Record set:
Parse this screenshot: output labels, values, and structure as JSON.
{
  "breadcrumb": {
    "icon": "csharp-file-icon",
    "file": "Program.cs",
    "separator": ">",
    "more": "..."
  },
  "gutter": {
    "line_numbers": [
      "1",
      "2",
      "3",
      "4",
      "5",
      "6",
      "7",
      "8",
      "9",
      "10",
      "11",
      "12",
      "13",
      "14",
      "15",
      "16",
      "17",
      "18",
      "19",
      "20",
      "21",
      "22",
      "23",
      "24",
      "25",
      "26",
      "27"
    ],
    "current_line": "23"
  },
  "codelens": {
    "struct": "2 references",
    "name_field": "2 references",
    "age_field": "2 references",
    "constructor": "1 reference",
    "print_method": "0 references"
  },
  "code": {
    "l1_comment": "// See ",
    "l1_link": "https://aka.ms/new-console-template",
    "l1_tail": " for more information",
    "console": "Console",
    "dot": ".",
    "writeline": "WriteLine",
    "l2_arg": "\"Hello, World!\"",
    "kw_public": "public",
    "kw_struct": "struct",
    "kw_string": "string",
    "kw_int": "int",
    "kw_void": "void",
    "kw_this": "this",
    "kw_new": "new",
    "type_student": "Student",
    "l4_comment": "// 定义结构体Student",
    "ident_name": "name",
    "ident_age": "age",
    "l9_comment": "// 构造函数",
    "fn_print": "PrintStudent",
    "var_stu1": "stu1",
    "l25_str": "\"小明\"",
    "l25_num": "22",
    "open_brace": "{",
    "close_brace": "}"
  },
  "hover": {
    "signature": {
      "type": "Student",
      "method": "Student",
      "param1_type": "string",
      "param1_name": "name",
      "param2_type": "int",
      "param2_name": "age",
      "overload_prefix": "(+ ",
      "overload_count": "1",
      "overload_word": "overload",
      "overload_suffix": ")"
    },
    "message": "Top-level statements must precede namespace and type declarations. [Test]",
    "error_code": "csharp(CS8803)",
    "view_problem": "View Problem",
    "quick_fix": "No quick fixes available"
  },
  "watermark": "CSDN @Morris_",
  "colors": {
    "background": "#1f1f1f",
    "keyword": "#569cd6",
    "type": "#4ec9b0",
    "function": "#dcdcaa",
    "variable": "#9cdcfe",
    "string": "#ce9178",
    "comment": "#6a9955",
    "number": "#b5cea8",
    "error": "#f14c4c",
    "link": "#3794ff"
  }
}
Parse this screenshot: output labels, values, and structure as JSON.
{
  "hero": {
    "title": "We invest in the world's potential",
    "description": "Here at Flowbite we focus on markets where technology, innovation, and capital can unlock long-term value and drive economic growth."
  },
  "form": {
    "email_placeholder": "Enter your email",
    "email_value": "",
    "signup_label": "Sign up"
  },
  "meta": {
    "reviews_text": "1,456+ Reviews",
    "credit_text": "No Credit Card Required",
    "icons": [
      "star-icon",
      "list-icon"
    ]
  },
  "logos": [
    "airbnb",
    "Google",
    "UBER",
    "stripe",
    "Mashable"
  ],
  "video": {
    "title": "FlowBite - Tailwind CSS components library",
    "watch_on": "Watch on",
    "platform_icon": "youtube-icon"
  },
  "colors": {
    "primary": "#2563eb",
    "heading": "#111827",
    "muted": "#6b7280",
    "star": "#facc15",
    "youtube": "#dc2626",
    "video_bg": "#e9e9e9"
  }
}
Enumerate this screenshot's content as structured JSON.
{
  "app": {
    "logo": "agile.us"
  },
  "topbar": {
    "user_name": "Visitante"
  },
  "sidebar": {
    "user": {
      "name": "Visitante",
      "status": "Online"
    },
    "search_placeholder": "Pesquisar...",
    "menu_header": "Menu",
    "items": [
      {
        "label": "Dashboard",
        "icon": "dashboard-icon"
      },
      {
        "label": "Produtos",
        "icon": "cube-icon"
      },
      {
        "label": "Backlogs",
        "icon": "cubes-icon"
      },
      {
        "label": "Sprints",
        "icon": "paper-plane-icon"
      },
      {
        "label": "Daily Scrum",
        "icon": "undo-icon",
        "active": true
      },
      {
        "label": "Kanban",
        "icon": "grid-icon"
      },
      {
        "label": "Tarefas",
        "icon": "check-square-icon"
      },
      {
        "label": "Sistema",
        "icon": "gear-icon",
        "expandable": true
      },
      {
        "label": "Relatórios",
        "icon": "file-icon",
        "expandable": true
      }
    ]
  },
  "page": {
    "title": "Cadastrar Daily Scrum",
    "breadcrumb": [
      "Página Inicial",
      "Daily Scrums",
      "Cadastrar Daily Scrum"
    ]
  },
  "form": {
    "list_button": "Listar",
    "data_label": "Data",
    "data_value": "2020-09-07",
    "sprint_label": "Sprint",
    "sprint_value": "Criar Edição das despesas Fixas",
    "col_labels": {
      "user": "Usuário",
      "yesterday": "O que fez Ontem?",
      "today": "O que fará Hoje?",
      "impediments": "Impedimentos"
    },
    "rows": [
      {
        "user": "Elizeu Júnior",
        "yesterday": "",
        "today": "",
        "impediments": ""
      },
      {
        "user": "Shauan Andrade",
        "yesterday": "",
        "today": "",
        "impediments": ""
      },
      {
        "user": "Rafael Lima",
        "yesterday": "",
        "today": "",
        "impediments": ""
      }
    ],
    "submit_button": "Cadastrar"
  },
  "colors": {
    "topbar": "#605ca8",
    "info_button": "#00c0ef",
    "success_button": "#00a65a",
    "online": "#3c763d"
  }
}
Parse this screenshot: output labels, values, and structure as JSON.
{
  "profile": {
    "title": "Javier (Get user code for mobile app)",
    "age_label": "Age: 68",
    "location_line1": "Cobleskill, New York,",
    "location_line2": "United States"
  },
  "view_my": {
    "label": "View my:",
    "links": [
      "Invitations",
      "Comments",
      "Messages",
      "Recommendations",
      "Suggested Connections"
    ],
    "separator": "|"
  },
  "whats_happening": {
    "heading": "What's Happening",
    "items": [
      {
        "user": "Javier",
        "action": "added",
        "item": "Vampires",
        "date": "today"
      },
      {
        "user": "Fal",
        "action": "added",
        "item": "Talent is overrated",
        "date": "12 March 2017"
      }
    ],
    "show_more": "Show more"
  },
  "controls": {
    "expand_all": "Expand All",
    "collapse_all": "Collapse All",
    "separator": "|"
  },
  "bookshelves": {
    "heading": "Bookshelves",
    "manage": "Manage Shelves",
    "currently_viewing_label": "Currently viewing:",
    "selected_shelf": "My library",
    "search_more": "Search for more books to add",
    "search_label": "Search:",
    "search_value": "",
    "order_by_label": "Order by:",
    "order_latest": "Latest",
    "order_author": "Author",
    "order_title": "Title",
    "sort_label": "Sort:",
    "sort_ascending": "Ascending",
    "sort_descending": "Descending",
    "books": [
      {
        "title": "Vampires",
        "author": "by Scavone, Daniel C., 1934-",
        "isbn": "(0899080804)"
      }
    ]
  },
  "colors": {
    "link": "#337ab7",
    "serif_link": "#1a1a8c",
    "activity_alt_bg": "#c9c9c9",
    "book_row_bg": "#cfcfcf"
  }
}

The request: Tally the lines holding the string "Javier" and give only the count.

Exercise result: 2